(Data listing)
++++++++
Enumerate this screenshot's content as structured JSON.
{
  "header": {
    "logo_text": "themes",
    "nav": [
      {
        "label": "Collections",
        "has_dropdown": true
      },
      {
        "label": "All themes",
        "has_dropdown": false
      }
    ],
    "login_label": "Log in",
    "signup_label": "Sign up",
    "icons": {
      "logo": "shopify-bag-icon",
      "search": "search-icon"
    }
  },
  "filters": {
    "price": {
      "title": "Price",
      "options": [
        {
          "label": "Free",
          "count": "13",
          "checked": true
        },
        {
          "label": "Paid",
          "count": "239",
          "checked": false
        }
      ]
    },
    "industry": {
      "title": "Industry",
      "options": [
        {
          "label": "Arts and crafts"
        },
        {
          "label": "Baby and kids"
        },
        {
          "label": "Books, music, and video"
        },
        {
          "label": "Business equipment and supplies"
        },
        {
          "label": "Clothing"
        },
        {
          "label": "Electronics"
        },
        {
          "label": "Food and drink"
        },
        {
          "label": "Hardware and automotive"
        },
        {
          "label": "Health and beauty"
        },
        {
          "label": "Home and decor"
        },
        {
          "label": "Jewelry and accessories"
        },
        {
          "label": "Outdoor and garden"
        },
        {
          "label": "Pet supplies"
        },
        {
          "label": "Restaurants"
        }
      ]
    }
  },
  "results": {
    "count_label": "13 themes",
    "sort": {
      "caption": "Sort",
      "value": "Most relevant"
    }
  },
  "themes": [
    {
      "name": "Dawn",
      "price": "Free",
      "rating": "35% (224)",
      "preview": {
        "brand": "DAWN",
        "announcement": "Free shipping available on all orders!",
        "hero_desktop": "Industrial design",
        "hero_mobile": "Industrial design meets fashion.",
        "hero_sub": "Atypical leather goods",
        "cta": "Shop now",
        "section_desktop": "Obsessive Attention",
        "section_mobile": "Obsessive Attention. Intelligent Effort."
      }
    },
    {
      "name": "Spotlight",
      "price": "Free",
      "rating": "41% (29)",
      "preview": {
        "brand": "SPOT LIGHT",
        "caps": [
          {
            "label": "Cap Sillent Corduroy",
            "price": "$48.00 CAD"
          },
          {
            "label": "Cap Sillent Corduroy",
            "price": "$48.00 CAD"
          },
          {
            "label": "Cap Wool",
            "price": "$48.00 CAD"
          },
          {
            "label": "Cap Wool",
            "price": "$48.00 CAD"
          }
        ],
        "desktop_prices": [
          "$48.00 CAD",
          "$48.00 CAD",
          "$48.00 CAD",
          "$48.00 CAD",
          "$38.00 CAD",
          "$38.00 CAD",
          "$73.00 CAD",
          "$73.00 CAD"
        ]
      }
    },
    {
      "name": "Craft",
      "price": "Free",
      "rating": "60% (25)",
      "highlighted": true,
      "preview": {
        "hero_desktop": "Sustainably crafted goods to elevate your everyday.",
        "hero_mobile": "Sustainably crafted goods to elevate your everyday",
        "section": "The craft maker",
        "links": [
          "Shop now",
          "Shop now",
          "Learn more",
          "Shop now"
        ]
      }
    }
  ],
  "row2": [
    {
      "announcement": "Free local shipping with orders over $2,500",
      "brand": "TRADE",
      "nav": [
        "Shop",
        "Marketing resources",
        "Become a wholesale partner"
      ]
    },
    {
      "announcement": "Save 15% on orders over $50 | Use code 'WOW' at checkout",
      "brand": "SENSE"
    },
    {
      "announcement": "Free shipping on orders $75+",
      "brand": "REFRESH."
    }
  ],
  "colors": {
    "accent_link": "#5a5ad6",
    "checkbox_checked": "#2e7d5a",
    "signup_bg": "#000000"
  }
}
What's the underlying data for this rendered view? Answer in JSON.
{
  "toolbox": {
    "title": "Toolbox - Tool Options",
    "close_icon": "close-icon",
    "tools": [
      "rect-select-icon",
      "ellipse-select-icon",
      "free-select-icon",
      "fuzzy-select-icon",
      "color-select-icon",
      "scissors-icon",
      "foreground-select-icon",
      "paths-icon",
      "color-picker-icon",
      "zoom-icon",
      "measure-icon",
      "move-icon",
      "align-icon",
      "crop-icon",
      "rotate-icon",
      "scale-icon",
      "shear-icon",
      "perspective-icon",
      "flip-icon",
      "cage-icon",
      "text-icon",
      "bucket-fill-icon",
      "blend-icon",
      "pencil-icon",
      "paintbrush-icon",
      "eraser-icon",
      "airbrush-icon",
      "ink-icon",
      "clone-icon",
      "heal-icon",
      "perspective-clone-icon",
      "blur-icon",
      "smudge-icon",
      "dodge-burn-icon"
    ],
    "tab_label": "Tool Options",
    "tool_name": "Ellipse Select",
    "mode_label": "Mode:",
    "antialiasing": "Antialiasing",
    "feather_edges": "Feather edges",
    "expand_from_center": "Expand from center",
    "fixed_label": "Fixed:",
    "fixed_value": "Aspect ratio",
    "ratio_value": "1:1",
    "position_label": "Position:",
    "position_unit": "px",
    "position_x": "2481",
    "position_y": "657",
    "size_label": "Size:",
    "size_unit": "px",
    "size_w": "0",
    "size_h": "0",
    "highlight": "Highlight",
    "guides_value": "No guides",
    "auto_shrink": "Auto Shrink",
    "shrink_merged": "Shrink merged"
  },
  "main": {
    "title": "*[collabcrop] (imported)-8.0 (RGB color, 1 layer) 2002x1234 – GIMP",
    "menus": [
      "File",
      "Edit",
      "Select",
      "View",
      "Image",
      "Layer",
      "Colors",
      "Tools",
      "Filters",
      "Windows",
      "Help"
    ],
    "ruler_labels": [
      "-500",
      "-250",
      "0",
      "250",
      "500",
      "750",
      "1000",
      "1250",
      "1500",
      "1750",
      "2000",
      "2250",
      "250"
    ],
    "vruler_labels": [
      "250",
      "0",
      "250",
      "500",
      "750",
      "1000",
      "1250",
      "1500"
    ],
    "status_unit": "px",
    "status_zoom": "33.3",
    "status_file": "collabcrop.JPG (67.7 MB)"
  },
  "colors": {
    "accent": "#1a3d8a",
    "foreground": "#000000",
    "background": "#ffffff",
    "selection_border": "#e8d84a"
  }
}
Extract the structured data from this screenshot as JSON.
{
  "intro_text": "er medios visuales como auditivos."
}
++++++++
Instruction: The answer consists only of the lines from the one containing "Extract the structured" to the end of the records, each written out exactly.

Written response:
Extract the structured data from this screenshot as JSON.
{
  "intro_text": "er medios visuales como auditivos."
}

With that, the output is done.